Supplied information:
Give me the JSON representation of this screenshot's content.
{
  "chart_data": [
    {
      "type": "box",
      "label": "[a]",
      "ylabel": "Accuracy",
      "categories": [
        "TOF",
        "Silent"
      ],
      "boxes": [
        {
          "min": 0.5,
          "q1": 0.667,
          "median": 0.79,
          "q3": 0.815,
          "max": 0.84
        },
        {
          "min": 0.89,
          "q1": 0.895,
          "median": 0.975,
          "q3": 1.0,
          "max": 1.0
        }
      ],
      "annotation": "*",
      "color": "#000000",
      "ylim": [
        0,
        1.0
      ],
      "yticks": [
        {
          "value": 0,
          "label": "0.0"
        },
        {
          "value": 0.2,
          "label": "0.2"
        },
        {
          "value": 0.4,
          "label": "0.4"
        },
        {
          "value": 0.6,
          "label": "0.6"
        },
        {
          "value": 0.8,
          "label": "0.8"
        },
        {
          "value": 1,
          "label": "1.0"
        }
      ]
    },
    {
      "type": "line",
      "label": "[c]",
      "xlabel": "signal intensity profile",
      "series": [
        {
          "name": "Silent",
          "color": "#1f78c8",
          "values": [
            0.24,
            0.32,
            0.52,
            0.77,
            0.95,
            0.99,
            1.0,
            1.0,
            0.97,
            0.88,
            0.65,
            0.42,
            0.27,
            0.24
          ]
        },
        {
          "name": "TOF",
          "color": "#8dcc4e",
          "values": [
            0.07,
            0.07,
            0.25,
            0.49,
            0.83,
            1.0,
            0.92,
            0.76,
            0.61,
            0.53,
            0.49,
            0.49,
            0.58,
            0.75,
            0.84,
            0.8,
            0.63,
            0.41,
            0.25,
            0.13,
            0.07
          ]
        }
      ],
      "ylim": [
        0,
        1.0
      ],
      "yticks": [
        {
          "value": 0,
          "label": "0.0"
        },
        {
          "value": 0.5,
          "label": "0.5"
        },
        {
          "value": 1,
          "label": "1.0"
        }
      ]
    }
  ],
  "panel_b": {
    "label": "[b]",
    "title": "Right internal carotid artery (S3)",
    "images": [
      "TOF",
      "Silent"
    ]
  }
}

The task: Your task is to output the full set of records exactly as presented.

Exercise answer:
Give me the JSON representation of this screenshot's content.
{
  "chart_data": [
    {
      "type": "box",
      "label": "[a]",
      "ylabel": "Accuracy",
      "categories": [
        "TOF",
        "Silent"
      ],
      "boxes": [
        {
          "min": 0.5,
          "q1": 0.667,
          "median": 0.79,
          "q3": 0.815,
          "max": 0.84
        },
        {
          "min": 0.89,
          "q1": 0.895,
          "median": 0.975,
          "q3": 1.0,
          "max": 1.0
        }
      ],
      "annotation": "*",
      "color": "#000000",
      "ylim": [
        0,
        1.0
      ],
      "yticks": [
        {
          "value": 0,
          "label": "0.0"
        },
        {
          "value": 0.2,
          "label": "0.2"
        },
        {
          "value": 0.4,
          "label": "0.4"
        },
        {
          "value": 0.6,
          "label": "0.6"
        },
        {
          "value": 0.8,
          "label": "0.8"
        },
        {
          "value": 1,
          "label": "1.0"
        }
      ]
    },
    {
      "type": "line",
      "label": "[c]",
      "xlabel": "signal intensity profile",
      "series": [
        {
          "name": "Silent",
          "color": "#1f78c8",
          "values": [
            0.24,
            0.32,
            0.52,
            0.77,
            0.95,
            0.99,
            1.0,
            1.0,
            0.97,
            0.88,
            0.65,
            0.42,
            0.27,
            0.24
          ]
        },
        {
          "name": "TOF",
          "color": "#8dcc4e",
          "values": [
            0.07,
            0.07,
            0.25,
            0.49,
            0.83,
            1.0,
            0.92,
            0.76,
            0.61,
            0.53,
            0.49,
            0.49,
            0.58,
            0.75,
            0.84,
            0.8,
            0.63,
            0.41,
            0.25,
            0.13,
            0.07
          ]
        }
      ],
      "ylim": [
        0,
        1.0
      ],
      "yticks": [
        {
          "value": 0,
          "label": "0.0"
        },
        {
          "value": 0.5,
          "label": "0.5"
        },
        {
          "value": 1,
          "label": "1.0"
        }
      ]
    }
  ],
  "panel_b": {
    "label": "[b]",
    "title": "Right internal carotid artery (S3)",
    "images": [
      "TOF",
      "Silent"
    ]
  }
}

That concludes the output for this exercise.